§ Material for this exercise:

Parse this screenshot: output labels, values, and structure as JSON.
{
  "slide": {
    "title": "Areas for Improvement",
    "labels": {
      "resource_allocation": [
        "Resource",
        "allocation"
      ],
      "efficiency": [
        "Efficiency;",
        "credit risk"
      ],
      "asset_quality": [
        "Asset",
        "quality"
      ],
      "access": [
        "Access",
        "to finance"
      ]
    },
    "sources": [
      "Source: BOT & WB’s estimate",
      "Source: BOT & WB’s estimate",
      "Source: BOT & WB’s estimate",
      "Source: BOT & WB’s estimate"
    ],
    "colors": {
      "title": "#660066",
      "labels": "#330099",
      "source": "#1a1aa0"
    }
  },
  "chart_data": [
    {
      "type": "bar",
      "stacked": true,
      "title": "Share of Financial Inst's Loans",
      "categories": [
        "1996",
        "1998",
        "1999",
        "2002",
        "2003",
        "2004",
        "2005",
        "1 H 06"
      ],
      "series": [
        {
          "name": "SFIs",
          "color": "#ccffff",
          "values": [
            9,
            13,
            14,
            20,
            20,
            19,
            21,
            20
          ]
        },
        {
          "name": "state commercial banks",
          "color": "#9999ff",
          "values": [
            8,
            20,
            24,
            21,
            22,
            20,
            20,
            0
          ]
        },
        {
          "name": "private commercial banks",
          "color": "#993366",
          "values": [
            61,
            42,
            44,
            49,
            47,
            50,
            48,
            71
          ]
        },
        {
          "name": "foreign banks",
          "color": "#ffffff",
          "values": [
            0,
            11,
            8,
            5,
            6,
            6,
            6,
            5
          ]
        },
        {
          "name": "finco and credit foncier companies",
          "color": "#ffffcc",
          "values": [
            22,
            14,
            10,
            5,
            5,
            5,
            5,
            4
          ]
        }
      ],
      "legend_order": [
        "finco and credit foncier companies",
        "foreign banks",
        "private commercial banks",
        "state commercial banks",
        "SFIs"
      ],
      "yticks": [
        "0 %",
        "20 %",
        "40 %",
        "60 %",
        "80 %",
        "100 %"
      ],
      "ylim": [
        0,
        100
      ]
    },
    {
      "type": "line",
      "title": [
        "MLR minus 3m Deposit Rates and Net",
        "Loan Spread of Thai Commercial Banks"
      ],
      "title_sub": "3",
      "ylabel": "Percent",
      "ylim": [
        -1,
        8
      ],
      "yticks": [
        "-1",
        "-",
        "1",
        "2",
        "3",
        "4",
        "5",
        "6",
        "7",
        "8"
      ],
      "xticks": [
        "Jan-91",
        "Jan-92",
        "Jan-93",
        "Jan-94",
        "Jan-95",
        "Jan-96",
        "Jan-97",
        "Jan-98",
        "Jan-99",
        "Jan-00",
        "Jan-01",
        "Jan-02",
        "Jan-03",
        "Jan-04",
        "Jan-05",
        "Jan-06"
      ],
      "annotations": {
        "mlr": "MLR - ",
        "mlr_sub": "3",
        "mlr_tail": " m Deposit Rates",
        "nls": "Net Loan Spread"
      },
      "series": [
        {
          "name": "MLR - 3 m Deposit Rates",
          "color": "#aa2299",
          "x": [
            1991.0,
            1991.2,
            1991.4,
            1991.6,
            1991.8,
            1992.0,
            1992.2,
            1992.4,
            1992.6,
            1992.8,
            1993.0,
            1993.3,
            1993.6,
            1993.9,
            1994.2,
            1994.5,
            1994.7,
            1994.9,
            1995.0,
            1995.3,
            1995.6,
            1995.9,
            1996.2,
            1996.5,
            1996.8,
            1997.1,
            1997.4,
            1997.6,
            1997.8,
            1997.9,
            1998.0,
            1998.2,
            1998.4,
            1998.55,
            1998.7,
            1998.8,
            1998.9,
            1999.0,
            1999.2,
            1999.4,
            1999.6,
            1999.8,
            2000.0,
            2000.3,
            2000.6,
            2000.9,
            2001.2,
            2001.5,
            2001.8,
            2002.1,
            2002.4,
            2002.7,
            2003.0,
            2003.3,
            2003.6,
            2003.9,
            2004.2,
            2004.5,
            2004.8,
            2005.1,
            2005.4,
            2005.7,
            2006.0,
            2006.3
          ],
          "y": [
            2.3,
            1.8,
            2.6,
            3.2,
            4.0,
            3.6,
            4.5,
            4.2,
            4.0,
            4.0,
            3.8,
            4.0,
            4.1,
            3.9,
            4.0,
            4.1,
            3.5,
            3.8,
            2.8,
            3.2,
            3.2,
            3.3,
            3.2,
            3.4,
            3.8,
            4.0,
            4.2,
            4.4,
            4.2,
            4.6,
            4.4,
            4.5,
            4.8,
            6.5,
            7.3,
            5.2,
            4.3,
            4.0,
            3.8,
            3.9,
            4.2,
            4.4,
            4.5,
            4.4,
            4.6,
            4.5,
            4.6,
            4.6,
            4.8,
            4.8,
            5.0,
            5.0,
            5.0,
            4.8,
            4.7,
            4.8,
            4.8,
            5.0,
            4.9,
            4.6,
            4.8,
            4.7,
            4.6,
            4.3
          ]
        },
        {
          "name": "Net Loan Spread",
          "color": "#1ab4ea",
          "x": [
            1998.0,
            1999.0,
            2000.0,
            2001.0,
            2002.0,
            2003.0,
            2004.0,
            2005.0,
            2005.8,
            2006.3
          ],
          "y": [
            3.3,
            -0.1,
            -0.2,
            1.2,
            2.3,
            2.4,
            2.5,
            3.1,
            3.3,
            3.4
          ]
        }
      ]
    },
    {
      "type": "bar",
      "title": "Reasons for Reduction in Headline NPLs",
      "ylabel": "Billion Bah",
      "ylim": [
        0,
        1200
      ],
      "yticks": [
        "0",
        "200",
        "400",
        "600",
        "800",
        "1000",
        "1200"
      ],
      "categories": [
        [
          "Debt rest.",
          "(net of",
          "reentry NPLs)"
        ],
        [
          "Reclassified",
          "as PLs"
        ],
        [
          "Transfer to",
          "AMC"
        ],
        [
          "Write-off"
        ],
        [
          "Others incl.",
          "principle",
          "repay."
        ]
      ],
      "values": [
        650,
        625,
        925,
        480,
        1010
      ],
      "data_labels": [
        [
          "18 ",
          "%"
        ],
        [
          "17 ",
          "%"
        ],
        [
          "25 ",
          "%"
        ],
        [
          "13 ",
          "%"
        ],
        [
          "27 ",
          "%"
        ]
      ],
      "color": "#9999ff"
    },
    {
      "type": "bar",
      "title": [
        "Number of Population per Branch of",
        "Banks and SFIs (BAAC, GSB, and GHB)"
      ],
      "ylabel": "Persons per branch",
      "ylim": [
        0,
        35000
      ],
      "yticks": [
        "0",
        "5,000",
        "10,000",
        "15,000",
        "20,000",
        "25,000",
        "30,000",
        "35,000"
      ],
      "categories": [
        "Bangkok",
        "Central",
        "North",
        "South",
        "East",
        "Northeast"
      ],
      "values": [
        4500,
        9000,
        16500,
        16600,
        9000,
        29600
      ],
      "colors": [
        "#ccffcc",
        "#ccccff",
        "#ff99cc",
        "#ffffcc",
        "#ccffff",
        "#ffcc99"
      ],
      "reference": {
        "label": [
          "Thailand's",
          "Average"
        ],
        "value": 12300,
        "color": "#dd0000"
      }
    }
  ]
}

§ Your instructions: Reproduce all data above, unchanged.

§ Completed exercise:
Parse this screenshot: output labels, values, and structure as JSON.
{
  "slide": {
    "title": "Areas for Improvement",
    "labels": {
      "resource_allocation": [
        "Resource",
        "allocation"
      ],
      "efficiency": [
        "Efficiency;",
        "credit risk"
      ],
      "asset_quality": [
        "Asset",
        "quality"
      ],
      "access": [
        "Access",
        "to finance"
      ]
    },
    "sources": [
      "Source: BOT & WB’s estimate",
      "Source: BOT & WB’s estimate",
      "Source: BOT & WB’s estimate",
      "Source: BOT & WB’s estimate"
    ],
    "colors": {
      "title": "#660066",
      "labels": "#330099",
      "source": "#1a1aa0"
    }
  },
  "chart_data": [
    {
      "type": "bar",
      "stacked": true,
      "title": "Share of Financial Inst's Loans",
      "categories": [
        "1996",
        "1998",
        "1999",
        "2002",
        "2003",
        "2004",
        "2005",
        "1 H 06"
      ],
      "series": [
        {
          "name": "SFIs",
          "color": "#ccffff",
          "values": [
            9,
            13,
            14,
            20,
            20,
            19,
            21,
            20
          ]
        },
        {
          "name": "state commercial banks",
          "color": "#9999ff",
          "values": [
            8,
            20,
            24,
            21,
            22,
            20,
            20,
            0
          ]
        },
        {
          "name": "private commercial banks",
          "color": "#993366",
          "values": [
            61,
            42,
            44,
            49,
            47,
            50,
            48,
            71
          ]
        },
        {
          "name": "foreign banks",
          "color": "#ffffff",
          "values": [
            0,
            11,
            8,
            5,
            6,
            6,
            6,
            5
          ]
        },
        {
          "name": "finco and credit foncier companies",
          "color": "#ffffcc",
          "values": [
            22,
            14,
            10,
            5,
            5,
            5,
            5,
            4
          ]
        }
      ],
      "legend_order": [
        "finco and credit foncier companies",
        "foreign banks",
        "private commercial banks",
        "state commercial banks",
        "SFIs"
      ],
      "yticks": [
        "0 %",
        "20 %",
        "40 %",
        "60 %",
        "80 %",
        "100 %"
      ],
      "ylim": [
        0,
        100
      ]
    },
    {
      "type": "line",
      "title": [
        "MLR minus 3m Deposit Rates and Net",
        "Loan Spread of Thai Commercial Banks"
      ],
      "title_sub": "3",
      "ylabel": "Percent",
      "ylim": [
        -1,
        8
      ],
      "yticks": [
        "-1",
        "-",
        "1",
        "2",
        "3",
        "4",
        "5",
        "6",
        "7",
        "8"
      ],
      "xticks": [
        "Jan-91",
        "Jan-92",
        "Jan-93",
        "Jan-94",
        "Jan-95",
        "Jan-96",
        "Jan-97",
        "Jan-98",
        "Jan-99",
        "Jan-00",
        "Jan-01",
        "Jan-02",
        "Jan-03",
        "Jan-04",
        "Jan-05",
        "Jan-06"
      ],
      "annotations": {
        "mlr": "MLR - ",
        "mlr_sub": "3",
        "mlr_tail": " m Deposit Rates",
        "nls": "Net Loan Spread"
      },
      "series": [
        {
          "name": "MLR - 3 m Deposit Rates",
          "color": "#aa2299",
          "x": [
            1991.0,
            1991.2,
            1991.4,
            1991.6,
            1991.8,
            1992.0,
            1992.2,
            1992.4,
            1992.6,
            1992.8,
            1993.0,
            1993.3,
            1993.6,
            1993.9,
            1994.2,
            1994.5,
            1994.7,
            1994.9,
            1995.0,
            1995.3,
            1995.6,
            1995.9,
            1996.2,
            1996.5,
            1996.8,
            1997.1,
            1997.4,
            1997.6,
            1997.8,
            1997.9,
            1998.0,
            1998.2,
            1998.4,
            1998.55,
            1998.7,
            1998.8,
            1998.9,
            1999.0,
            1999.2,
            1999.4,
            1999.6,
            1999.8,
            2000.0,
            2000.3,
            2000.6,
            2000.9,
            2001.2,
            2001.5,
            2001.8,
            2002.1,
            2002.4,
            2002.7,
            2003.0,
            2003.3,
            2003.6,
            2003.9,
            2004.2,
            2004.5,
            2004.8,
            2005.1,
            2005.4,
            2005.7,
            2006.0,
            2006.3
          ],
          "y": [
            2.3,
            1.8,
            2.6,
            3.2,
            4.0,
            3.6,
            4.5,
            4.2,
            4.0,
            4.0,
            3.8,
            4.0,
            4.1,
            3.9,
            4.0,
            4.1,
            3.5,
            3.8,
            2.8,
            3.2,
            3.2,
            3.3,
            3.2,
            3.4,
            3.8,
            4.0,
            4.2,
            4.4,
            4.2,
            4.6,
            4.4,
            4.5,
            4.8,
            6.5,
            7.3,
            5.2,
            4.3,
            4.0,
            3.8,
            3.9,
            4.2,
            4.4,
            4.5,
            4.4,
            4.6,
            4.5,
            4.6,
            4.6,
            4.8,
            4.8,
            5.0,
            5.0,
            5.0,
            4.8,
            4.7,
            4.8,
            4.8,
            5.0,
            4.9,
            4.6,
            4.8,
            4.7,
            4.6,
            4.3
          ]
        },
        {
          "name": "Net Loan Spread",
          "color": "#1ab4ea",
          "x": [
            1998.0,
            1999.0,
            2000.0,
            2001.0,
            2002.0,
            2003.0,
            2004.0,
            2005.0,
            2005.8,
            2006.3
          ],
          "y": [
            3.3,
            -0.1,
            -0.2,
            1.2,
            2.3,
            2.4,
            2.5,
            3.1,
            3.3,
            3.4
          ]
        }
      ]
    },
    {
      "type": "bar",
      "title": "Reasons for Reduction in Headline NPLs",
      "ylabel": "Billion Bah",
      "ylim": [
        0,
        1200
      ],
      "yticks": [
        "0",
        "200",
        "400",
        "600",
        "800",
        "1000",
        "1200"
      ],
      "categories": [
        [
          "Debt rest.",
          "(net of",
          "reentry NPLs)"
        ],
        [
          "Reclassified",
          "as PLs"
        ],
        [
          "Transfer to",
          "AMC"
        ],
        [
          "Write-off"
        ],
        [
          "Others incl.",
          "principle",
          "repay."
        ]
      ],
      "values": [
        650,
        625,
        925,
        480,
        1010
      ],
      "data_labels": [
        [
          "18 ",
          "%"
        ],
        [
          "17 ",
          "%"
        ],
        [
          "25 ",
          "%"
        ],
        [
          "13 ",
          "%"
        ],
        [
          "27 ",
          "%"
        ]
      ],
      "color": "#9999ff"
    },
    {
      "type": "bar",
      "title": [
        "Number of Population per Branch of",
        "Banks and SFIs (BAAC, GSB, and GHB)"
      ],
      "ylabel": "Persons per branch",
      "ylim": [
        0,
        35000
      ],
      "yticks": [
        "0",
        "5,000",
        "10,000",
        "15,000",
        "20,000",
        "25,000",
        "30,000",
        "35,000"
      ],
      "categories": [
        "Bangkok",
        "Central",
        "North",
        "South",
        "East",
        "Northeast"
      ],
      "values": [
        4500,
        9000,
        16500,
        16600,
        9000,
        29600
      ],
      "colors": [
        "#ccffcc",
        "#ccccff",
        "#ff99cc",
        "#ffffcc",
        "#ccffff",
        "#ffcc99"
      ],
      "reference": {
        "label": [
          "Thailand's",
          "Average"
        ],
        "value": 12300,
        "color": "#dd0000"
      }
    }
  ]
}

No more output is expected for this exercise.